_Written problem:_ Identify the lines that include the word "ανώτατης", then copy all of them.

_Extracted material:_

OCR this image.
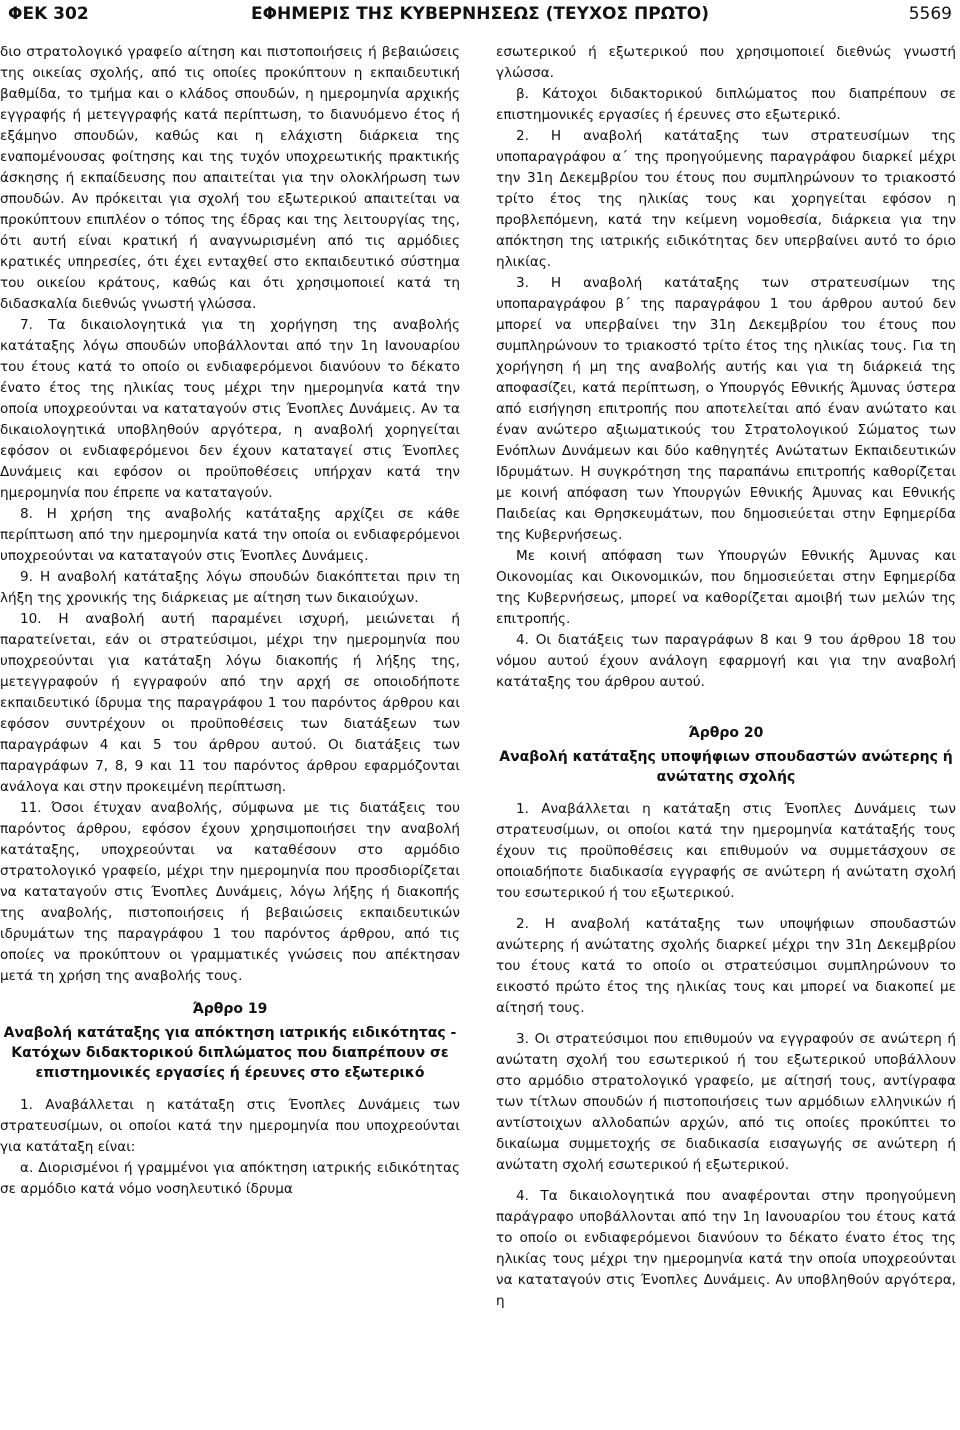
ΦΕΚ 302	ΕΦΗΜΕΡΙΣ ΤΗΣ ΚΥΒΕΡΝΗΣΕΩΣ (ΤΕΥΧΟΣ ΠΡΩΤΟ)	5569

διο στρατολογικό γραφείο αίτηση και πιστοποιήσεις ή βεβαιώσεις της οικείας σχολής, από τις οποίες προκύπτουν η εκπαιδευτική βαθμίδα, το τμήμα και ο κλάδος σπουδών, η ημερομηνία αρχικής εγγραφής ή μετεγγραφής κατά περίπτωση, το διανυόμενο έτος ή εξάμηνο σπουδών, καθώς και η ελάχιστη διάρκεια της εναπομένουσας φοίτησης και της τυχόν υποχρεωτικής πρακτικής άσκησης ή εκπαίδευσης που απαιτείται για την ολοκλήρωση των σπουδών. Αν πρόκειται για σχολή του εξωτερικού απαιτείται να προκύπτουν επιπλέον ο τόπος της έδρας και της λειτουργίας της, ότι αυτή είναι κρατική ή αναγνωρισμένη από τις αρμόδιες κρατικές υπηρεσίες, ότι έχει ενταχθεί στο εκπαιδευτικό σύστημα του οικείου κράτους, καθώς και ότι χρησιμοποιεί κατά τη διδασκαλία διεθνώς γνωστή γλώσσα.

7. Τα δικαιολογητικά για τη χορήγηση της αναβολής κατάταξης λόγω σπουδών υποβάλλονται από την 1η Ιανουαρίου του έτους κατά το οποίο οι ενδιαφερόμενοι διανύουν το δέκατο ένατο έτος της ηλικίας τους μέχρι την ημερομηνία κατά την οποία υποχρεούνται να καταταγούν στις Ένοπλες Δυνάμεις. Αν τα δικαιολογητικά υποβληθούν αργότερα, η αναβολή χορηγείται εφόσον οι ενδιαφερόμενοι δεν έχουν καταταγεί στις Ένοπλες Δυνάμεις και εφόσον οι προϋποθέσεις υπήρχαν κατά την ημερομηνία που έπρεπε να καταταγούν.

8. Η χρήση της αναβολής κατάταξης αρχίζει σε κάθε περίπτωση από την ημερομηνία κατά την οποία οι ενδιαφερόμενοι υποχρεούνται να καταταγούν στις Ένοπλες Δυνάμεις.

9. Η αναβολή κατάταξης λόγω σπουδών διακόπτεται πριν τη λήξη της χρονικής της διάρκειας με αίτηση των δικαιούχων.

10. Η αναβολή αυτή παραμένει ισχυρή, μειώνεται ή παρατείνεται, εάν οι στρατεύσιμοι, μέχρι την ημερομηνία που υποχρεούνται για κατάταξη λόγω διακοπής ή λήξης της, μετεγγραφούν ή εγγραφούν από την αρχή σε οποιοδήποτε εκπαιδευτικό ίδρυμα της παραγράφου 1 του παρόντος άρθρου και εφόσον συντρέχουν οι προϋποθέσεις των διατάξεων των παραγράφων 4 και 5 του άρθρου αυτού. Οι διατάξεις των παραγράφων 7, 8, 9 και 11 του παρόντος άρθρου εφαρμόζονται ανάλογα και στην προκειμένη περίπτωση.

11. Όσοι έτυχαν αναβολής, σύμφωνα με τις διατάξεις του παρόντος άρθρου, εφόσον έχουν χρησιμοποιήσει την αναβολή κατάταξης, υποχρεούνται να καταθέσουν στο αρμόδιο στρατολογικό γραφείο, μέχρι την ημερομηνία που προσδιορίζεται να καταταγούν στις Ένοπλες Δυνάμεις, λόγω λήξης ή διακοπής της αναβολής, πιστοποιήσεις ή βεβαιώσεις εκπαιδευτικών ιδρυμάτων της παραγράφου 1 του παρόντος άρθρου, από τις οποίες να προκύπτουν οι γραμματικές γνώσεις που απέκτησαν μετά τη χρήση της αναβολής τους.

Άρθρο 19
Αναβολή κατάταξης για απόκτηση ιατρικής ειδικότητας - Κατόχων διδακτορικού διπλώματος που διαπρέπουν σε επιστημονικές εργασίες ή έρευνες στο εξωτερικό

1. Αναβάλλεται η κατάταξη στις Ένοπλες Δυνάμεις των στρατευσίμων, οι οποίοι κατά την ημερομηνία που υποχρεούνται για κατάταξη είναι:

α. Διορισμένοι ή γραμμένοι για απόκτηση ιατρικής ειδικότητας σε αρμόδιο κατά νόμο νοσηλευτικό ίδρυμα

εσωτερικού ή εξωτερικού που χρησιμοποιεί διεθνώς γνωστή γλώσσα.

β. Κάτοχοι διδακτορικού διπλώματος που διαπρέπουν σε επιστημονικές εργασίες ή έρευνες στο εξωτερικό.

2. Η αναβολή κατάταξης των στρατευσίμων της υποπαραγράφου α΄ της προηγούμενης παραγράφου διαρκεί μέχρι την 31η Δεκεμβρίου του έτους που συμπληρώνουν το τριακοστό τρίτο έτος της ηλικίας τους και χορηγείται εφόσον η προβλεπόμενη, κατά την κείμενη νομοθεσία, διάρκεια για την απόκτηση της ιατρικής ειδικότητας δεν υπερβαίνει αυτό το όριο ηλικίας.

3. Η αναβολή κατάταξης των στρατευσίμων της υποπαραγράφου β΄ της παραγράφου 1 του άρθρου αυτού δεν μπορεί να υπερβαίνει την 31η Δεκεμβρίου του έτους που συμπληρώνουν το τριακοστό τρίτο έτος της ηλικίας τους. Για τη χορήγηση ή μη της αναβολής αυτής και για τη διάρκειά της αποφασίζει, κατά περίπτωση, ο Υπουργός Εθνικής Άμυνας ύστερα από εισήγηση επιτροπής που αποτελείται από έναν ανώτατο και έναν ανώτερο αξιωματικούς του Στρατολογικού Σώματος των Ενόπλων Δυνάμεων και δύο καθηγητές Ανώτατων Εκπαιδευτικών Ιδρυμάτων. Η συγκρότηση της παραπάνω επιτροπής καθορίζεται με κοινή απόφαση των Υπουργών Εθνικής Άμυνας και Εθνικής Παιδείας και Θρησκευμάτων, που δημοσιεύεται στην Εφημερίδα της Κυβερνήσεως.

Με κοινή απόφαση των Υπουργών Εθνικής Άμυνας και Οικονομίας και Οικονομικών, που δημοσιεύεται στην Εφημερίδα της Κυβερνήσεως, μπορεί να καθορίζεται αμοιβή των μελών της επιτροπής.

4. Οι διατάξεις των παραγράφων 8 και 9 του άρθρου 18 του νόμου αυτού έχουν ανάλογη εφαρμογή και για την αναβολή κατάταξης του άρθρου αυτού.

Άρθρο 20
Αναβολή κατάταξης υποψήφιων σπουδαστών ανώτερης ή ανώτατης σχολής

1. Αναβάλλεται η κατάταξη στις Ένοπλες Δυνάμεις των στρατευσίμων, οι οποίοι κατά την ημερομηνία κατάταξής τους έχουν τις προϋποθέσεις και επιθυμούν να συμμετάσχουν σε οποιαδήποτε διαδικασία εγγραφής σε ανώτερη ή ανώτατη σχολή του εσωτερικού ή του εξωτερικού.

2. Η αναβολή κατάταξης των υποψήφιων σπουδαστών ανώτερης ή ανώτατης σχολής διαρκεί μέχρι την 31η Δεκεμβρίου του έτους κατά το οποίο οι στρατεύσιμοι συμπληρώνουν το εικοστό πρώτο έτος της ηλικίας τους και μπορεί να διακοπεί με αίτησή τους.

3. Οι στρατεύσιμοι που επιθυμούν να εγγραφούν σε ανώτερη ή ανώτατη σχολή του εσωτερικού ή του εξωτερικού υποβάλλουν στο αρμόδιο στρατολογικό γραφείο, με αίτησή τους, αντίγραφα των τίτλων σπουδών ή πιστοποιήσεις των αρμόδιων ελληνικών ή αντίστοιχων αλλοδαπών αρχών, από τις οποίες προκύπτει το δικαίωμα συμμετοχής σε διαδικασία εισαγωγής σε ανώτερη ή ανώτατη σχολή εσωτερικού ή εξωτερικού.

4. Τα δικαιολογητικά που αναφέρονται στην προηγούμενη παράγραφο υποβάλλονται από την 1η Ιανουαρίου του έτους κατά το οποίο οι ενδιαφερόμενοι διανύουν το δέκατο ένατο έτος της ηλικίας τους μέχρι την ημερομηνία κατά την οποία υποχρεούνται να καταταγούν στις Ένοπλες Δυνάμεις. Αν υποβληθούν αργότερα, η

_Response to the exercise:_
Αναβολή κατάταξης υποψήφιων σπουδαστών ανώτερης ή ανώτατης σχολής
2. Η αναβολή κατάταξης των υποψήφιων σπουδαστών ανώτερης ή ανώτατης σχολής διαρκεί μέχρι την 31η Δεκεμβρίου του έτους κατά το οποίο οι στρατεύσιμοι συμπληρώνουν το εικοστό πρώτο έτος της ηλικίας τους και μπορεί να διακοπεί με αίτησή τους.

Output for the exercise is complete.